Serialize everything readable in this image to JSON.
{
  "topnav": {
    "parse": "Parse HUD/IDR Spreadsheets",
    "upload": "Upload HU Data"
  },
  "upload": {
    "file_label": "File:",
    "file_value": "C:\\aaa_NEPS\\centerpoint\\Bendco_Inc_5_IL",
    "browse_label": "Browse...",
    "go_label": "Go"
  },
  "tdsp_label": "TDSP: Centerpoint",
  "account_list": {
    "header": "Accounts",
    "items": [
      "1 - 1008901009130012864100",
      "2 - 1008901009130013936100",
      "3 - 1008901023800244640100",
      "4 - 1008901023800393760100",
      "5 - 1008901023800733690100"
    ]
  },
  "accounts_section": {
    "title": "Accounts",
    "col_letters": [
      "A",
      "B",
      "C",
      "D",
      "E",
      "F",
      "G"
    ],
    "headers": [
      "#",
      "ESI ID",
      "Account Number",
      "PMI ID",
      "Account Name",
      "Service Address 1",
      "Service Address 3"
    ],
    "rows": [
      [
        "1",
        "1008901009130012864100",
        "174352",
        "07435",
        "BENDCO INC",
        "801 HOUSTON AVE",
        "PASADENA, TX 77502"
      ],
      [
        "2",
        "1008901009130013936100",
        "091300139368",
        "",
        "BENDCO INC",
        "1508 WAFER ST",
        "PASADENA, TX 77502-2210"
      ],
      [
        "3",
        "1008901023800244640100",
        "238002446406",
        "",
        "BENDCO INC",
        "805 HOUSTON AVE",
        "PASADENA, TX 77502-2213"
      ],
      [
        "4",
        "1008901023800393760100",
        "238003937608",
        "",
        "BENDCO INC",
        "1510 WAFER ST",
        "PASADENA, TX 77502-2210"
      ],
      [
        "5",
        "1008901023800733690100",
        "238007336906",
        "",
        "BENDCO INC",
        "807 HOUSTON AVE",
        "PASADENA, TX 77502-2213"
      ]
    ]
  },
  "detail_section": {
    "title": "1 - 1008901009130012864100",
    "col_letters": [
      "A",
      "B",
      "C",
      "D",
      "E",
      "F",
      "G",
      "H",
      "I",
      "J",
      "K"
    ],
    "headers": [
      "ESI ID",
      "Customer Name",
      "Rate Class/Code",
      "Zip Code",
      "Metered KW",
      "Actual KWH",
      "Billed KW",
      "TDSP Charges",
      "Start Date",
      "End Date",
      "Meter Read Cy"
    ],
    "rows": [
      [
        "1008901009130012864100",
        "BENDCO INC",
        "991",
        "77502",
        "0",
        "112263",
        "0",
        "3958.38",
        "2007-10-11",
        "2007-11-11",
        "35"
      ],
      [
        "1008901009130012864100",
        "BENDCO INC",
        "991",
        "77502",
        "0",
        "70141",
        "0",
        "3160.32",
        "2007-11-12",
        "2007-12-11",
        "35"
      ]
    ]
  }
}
+++
Please reproduce each line exactly as written.

Serialize everything readable in this image to JSON.
{
  "topnav": {
    "parse": "Parse HUD/IDR Spreadsheets",
    "upload": "Upload HU Data"
  },
  "upload": {
    "file_label": "File:",
    "file_value": "C:\\aaa_NEPS\\centerpoint\\Bendco_Inc_5_IL",
    "browse_label": "Browse...",
    "go_label": "Go"
  },
  "tdsp_label": "TDSP: Centerpoint",
  "account_list": {
    "header": "Accounts",
    "items": [
      "1 - 1008901009130012864100",
      "2 - 1008901009130013936100",
      "3 - 1008901023800244640100",
      "4 - 1008901023800393760100",
      "5 - 1008901023800733690100"
    ]
  },
  "accounts_section": {
    "title": "Accounts",
    "col_letters": [
      "A",
      "B",
      "C",
      "D",
      "E",
      "F",
      "G"
    ],
    "headers": [
      "#",
      "ESI ID",
      "Account Number",
      "PMI ID",
      "Account Name",
      "Service Address 1",
      "Service Address 3"
    ],
    "rows": [
      [
        "1",
        "1008901009130012864100",
        "174352",
        "07435",
        "BENDCO INC",
        "801 HOUSTON AVE",
        "PASADENA, TX 77502"
      ],
      [
        "2",
        "1008901009130013936100",
        "091300139368",
        "",
        "BENDCO INC",
        "1508 WAFER ST",
        "PASADENA, TX 77502-2210"
      ],
      [
        "3",
        "1008901023800244640100",
        "238002446406",
        "",
        "BENDCO INC",
        "805 HOUSTON AVE",
        "PASADENA, TX 77502-2213"
      ],
      [
        "4",
        "1008901023800393760100",
        "238003937608",
        "",
        "BENDCO INC",
        "1510 WAFER ST",
        "PASADENA, TX 77502-2210"
      ],
      [
        "5",
        "1008901023800733690100",
        "238007336906",
        "",
        "BENDCO INC",
        "807 HOUSTON AVE",
        "PASADENA, TX 77502-2213"
      ]
    ]
  },
  "detail_section": {
    "title": "1 - 1008901009130012864100",
    "col_letters": [
      "A",
      "B",
      "C",
      "D",
      "E",
      "F",
      "G",
      "H",
      "I",
      "J",
      "K"
    ],
    "headers": [
      "ESI ID",
      "Customer Name",
      "Rate Class/Code",
      "Zip Code",
      "Metered KW",
      "Actual KWH",
      "Billed KW",
      "TDSP Charges",
      "Start Date",
      "End Date",
      "Meter Read Cy"
    ],
    "rows": [
      [
        "1008901009130012864100",
        "BENDCO INC",
        "991",
        "77502",
        "0",
        "112263",
        "0",
        "3958.38",
        "2007-10-11",
        "2007-11-11",
        "35"
      ],
      [
        "1008901009130012864100",
        "BENDCO INC",
        "991",
        "77502",
        "0",
        "70141",
        "0",
        "3160.32",
        "2007-11-12",
        "2007-12-11",
        "35"
      ]
    ]
  }
}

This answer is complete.